→ **WHAT THE TASK REQUIRES**
Extract every line where the string "Поиск" appears.

(Dataset records)
━━━━━━━━

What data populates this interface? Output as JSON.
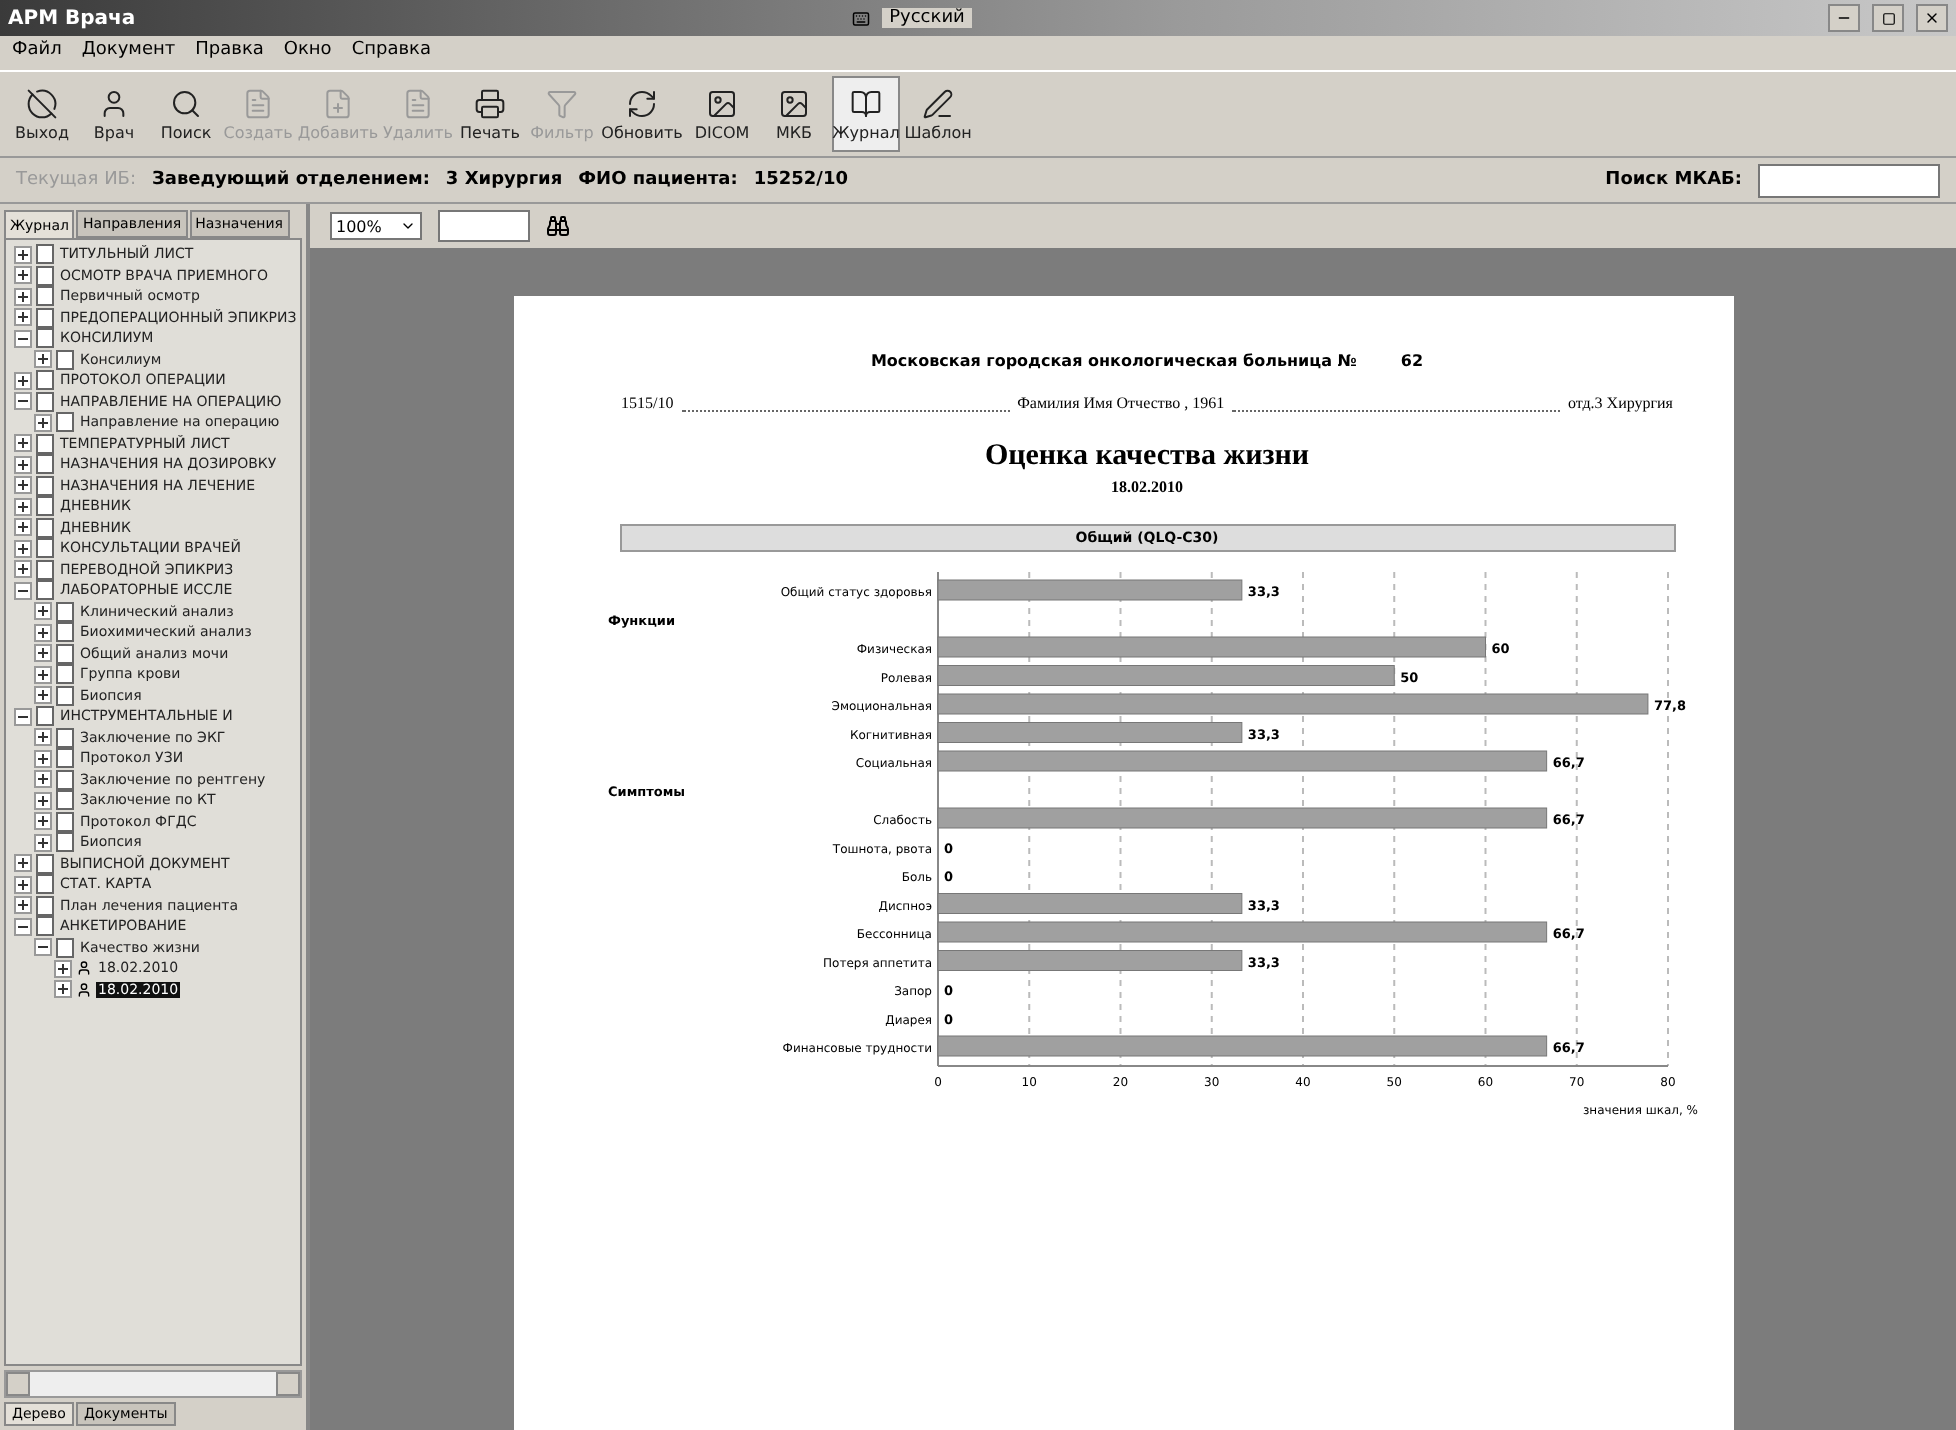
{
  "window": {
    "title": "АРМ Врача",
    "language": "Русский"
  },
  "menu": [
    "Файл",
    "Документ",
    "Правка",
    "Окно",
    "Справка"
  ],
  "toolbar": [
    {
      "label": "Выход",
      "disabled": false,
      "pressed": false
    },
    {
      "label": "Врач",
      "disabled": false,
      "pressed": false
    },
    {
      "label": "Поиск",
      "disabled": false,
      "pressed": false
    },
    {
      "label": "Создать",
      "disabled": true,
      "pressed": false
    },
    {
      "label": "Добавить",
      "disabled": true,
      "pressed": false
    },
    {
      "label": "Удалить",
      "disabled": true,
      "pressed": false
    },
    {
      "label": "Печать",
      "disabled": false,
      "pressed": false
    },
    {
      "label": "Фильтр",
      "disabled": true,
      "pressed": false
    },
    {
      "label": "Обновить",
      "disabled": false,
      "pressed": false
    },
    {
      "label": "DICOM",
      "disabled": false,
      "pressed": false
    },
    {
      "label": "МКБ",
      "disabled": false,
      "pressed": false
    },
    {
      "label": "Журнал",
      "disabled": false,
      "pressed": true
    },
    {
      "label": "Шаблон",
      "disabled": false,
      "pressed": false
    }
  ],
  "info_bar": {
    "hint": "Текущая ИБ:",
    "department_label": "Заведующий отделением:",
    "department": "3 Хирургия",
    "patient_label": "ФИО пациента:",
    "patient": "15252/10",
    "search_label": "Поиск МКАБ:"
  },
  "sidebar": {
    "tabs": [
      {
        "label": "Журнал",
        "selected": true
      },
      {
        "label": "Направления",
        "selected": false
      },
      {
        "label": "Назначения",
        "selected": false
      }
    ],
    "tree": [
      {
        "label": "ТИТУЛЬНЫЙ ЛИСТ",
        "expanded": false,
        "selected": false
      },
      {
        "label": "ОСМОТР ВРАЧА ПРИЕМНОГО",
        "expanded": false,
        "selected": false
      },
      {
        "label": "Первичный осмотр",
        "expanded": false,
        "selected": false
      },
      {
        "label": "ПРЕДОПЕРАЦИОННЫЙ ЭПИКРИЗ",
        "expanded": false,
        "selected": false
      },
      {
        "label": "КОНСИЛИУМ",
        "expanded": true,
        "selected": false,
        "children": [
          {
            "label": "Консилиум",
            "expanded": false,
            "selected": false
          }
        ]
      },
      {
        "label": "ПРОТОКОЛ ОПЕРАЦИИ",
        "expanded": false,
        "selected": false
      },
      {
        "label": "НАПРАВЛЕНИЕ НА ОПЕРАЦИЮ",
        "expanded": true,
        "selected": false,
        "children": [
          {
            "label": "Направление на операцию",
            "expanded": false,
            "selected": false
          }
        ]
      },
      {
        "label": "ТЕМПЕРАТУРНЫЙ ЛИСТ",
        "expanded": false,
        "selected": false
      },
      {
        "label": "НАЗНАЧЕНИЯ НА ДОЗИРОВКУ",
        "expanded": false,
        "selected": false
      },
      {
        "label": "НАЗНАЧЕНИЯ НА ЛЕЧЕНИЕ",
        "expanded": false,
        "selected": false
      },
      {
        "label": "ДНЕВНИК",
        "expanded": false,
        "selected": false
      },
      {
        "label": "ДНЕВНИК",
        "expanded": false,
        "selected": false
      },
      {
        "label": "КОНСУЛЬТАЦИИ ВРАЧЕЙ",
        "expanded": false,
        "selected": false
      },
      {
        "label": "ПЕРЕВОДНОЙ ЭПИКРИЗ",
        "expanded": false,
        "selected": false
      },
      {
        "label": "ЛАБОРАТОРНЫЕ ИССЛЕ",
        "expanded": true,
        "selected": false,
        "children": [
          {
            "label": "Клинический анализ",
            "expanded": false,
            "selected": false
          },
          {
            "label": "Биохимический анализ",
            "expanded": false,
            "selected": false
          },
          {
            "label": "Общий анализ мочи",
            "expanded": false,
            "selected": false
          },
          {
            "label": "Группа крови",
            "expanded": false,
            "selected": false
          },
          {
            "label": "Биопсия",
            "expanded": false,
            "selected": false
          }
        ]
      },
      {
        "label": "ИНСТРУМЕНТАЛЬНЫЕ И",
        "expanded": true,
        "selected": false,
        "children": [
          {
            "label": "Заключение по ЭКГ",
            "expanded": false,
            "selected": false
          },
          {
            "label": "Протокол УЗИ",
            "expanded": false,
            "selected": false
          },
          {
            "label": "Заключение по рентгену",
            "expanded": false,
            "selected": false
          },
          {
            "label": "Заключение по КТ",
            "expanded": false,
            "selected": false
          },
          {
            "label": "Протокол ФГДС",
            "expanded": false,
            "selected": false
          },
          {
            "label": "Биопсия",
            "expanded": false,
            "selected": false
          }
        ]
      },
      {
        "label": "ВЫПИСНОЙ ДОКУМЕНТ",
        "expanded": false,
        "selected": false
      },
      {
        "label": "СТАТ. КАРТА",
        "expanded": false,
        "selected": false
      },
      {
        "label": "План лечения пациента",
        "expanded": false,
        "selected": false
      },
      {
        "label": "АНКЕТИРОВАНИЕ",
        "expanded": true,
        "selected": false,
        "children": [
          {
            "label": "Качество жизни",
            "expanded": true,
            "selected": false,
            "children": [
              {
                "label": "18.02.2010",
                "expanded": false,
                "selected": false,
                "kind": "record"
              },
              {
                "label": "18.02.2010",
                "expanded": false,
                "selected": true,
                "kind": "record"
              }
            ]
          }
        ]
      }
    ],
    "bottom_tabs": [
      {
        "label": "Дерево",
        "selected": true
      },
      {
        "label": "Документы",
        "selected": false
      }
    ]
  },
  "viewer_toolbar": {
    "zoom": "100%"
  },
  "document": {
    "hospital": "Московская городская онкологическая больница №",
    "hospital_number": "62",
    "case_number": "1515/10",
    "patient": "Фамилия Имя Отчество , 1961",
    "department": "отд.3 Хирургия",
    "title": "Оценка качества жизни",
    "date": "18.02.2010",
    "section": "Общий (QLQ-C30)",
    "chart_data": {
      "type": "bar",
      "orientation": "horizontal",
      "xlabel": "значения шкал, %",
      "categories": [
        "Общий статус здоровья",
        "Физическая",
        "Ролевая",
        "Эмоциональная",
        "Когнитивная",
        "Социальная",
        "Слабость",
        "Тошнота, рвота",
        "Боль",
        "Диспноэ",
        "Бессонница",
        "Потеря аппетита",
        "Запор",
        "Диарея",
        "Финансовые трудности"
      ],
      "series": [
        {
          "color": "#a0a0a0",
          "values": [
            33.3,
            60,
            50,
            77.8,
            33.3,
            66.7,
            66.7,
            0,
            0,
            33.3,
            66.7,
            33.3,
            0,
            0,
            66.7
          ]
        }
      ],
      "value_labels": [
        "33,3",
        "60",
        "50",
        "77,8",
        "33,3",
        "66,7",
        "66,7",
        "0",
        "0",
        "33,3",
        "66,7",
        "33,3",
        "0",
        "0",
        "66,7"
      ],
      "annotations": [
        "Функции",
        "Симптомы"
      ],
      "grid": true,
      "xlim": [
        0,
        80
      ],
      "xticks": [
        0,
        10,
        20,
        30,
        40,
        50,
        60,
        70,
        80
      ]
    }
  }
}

━━━━━━━━

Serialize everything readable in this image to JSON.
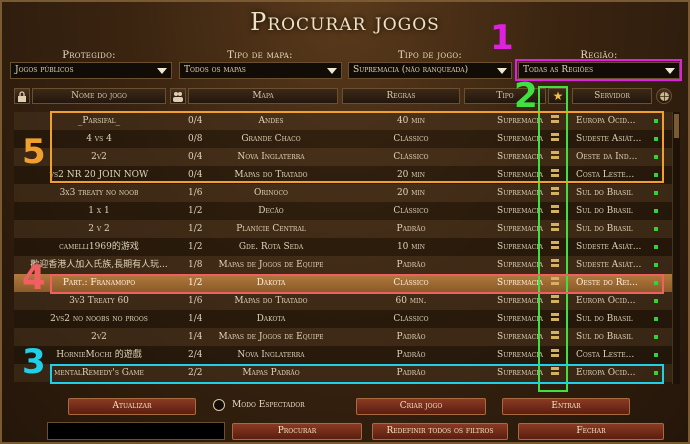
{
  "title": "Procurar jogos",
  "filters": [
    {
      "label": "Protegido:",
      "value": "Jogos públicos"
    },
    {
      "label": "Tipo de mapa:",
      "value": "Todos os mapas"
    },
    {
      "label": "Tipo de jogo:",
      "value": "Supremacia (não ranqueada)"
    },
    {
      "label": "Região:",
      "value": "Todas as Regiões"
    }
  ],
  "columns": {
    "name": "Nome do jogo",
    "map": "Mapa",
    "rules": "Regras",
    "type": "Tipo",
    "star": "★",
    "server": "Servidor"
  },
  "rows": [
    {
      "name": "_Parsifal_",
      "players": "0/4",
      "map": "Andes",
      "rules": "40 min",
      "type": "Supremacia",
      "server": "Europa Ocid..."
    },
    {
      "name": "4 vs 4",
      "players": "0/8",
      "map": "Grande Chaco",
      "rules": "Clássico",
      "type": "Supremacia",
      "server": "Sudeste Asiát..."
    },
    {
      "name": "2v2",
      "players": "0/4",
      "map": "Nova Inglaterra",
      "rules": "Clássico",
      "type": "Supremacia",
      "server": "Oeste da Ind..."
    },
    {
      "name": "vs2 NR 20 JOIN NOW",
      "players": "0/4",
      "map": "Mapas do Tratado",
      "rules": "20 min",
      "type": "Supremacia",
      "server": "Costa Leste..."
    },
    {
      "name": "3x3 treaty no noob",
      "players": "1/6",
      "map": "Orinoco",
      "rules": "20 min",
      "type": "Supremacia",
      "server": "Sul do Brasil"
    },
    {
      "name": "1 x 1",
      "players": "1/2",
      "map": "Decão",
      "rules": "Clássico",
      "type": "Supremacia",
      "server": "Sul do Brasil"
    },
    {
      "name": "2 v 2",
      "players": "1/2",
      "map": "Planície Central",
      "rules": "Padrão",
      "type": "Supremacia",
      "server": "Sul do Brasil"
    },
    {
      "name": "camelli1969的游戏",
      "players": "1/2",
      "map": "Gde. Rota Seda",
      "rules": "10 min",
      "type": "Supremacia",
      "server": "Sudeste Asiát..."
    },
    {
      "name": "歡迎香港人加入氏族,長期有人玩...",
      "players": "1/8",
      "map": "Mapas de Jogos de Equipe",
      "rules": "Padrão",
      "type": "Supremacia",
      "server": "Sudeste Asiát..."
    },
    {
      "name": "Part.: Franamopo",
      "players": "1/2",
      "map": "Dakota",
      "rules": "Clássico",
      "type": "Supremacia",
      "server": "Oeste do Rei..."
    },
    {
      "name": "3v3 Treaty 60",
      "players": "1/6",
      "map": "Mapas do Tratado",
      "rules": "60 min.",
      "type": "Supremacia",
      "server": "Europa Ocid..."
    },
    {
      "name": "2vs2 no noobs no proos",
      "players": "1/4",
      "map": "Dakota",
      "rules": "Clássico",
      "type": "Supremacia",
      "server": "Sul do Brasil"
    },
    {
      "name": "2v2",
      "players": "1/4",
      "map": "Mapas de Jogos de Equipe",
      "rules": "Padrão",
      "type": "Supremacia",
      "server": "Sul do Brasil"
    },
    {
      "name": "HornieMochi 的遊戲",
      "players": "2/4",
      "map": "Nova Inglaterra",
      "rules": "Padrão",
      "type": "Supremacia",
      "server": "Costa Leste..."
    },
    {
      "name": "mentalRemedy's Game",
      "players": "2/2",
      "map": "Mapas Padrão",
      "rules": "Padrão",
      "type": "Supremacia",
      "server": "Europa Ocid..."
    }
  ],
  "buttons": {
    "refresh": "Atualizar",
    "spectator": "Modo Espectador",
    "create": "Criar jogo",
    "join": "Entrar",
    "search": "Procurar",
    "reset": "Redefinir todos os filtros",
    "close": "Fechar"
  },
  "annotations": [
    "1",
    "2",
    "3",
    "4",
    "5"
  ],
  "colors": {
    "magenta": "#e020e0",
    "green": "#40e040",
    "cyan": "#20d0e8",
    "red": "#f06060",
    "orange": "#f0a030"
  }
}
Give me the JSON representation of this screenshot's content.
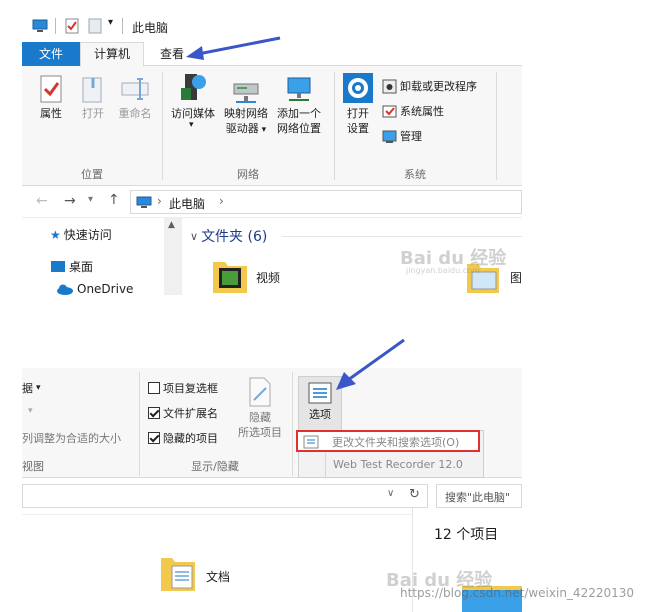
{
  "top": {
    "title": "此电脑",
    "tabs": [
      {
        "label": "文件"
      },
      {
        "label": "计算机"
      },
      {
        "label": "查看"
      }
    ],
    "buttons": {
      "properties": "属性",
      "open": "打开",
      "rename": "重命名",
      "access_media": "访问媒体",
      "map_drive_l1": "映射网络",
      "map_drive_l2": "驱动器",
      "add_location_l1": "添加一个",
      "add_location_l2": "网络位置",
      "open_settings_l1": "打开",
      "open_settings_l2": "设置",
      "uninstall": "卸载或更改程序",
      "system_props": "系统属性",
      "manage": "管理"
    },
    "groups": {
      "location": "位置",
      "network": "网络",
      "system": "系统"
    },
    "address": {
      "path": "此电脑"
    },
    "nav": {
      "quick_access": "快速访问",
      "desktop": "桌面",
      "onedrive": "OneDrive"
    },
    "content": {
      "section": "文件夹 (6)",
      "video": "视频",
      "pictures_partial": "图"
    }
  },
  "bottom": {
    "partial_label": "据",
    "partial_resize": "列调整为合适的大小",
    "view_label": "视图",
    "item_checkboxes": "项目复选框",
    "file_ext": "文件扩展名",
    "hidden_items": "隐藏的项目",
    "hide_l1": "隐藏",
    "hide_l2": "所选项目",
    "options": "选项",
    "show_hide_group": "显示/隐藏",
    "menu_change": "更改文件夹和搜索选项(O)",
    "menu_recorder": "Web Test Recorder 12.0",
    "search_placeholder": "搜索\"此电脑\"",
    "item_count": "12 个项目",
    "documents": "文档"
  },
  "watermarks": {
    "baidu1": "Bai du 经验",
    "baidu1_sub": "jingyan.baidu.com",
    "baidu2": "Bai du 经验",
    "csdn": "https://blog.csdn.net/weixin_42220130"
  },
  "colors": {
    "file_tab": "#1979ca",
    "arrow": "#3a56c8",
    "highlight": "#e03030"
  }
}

━━━━━━━━

→ **WRITTEN RESPONSE**
      "label": "Поиск",
    "search_label": "Поиск МКАБ:"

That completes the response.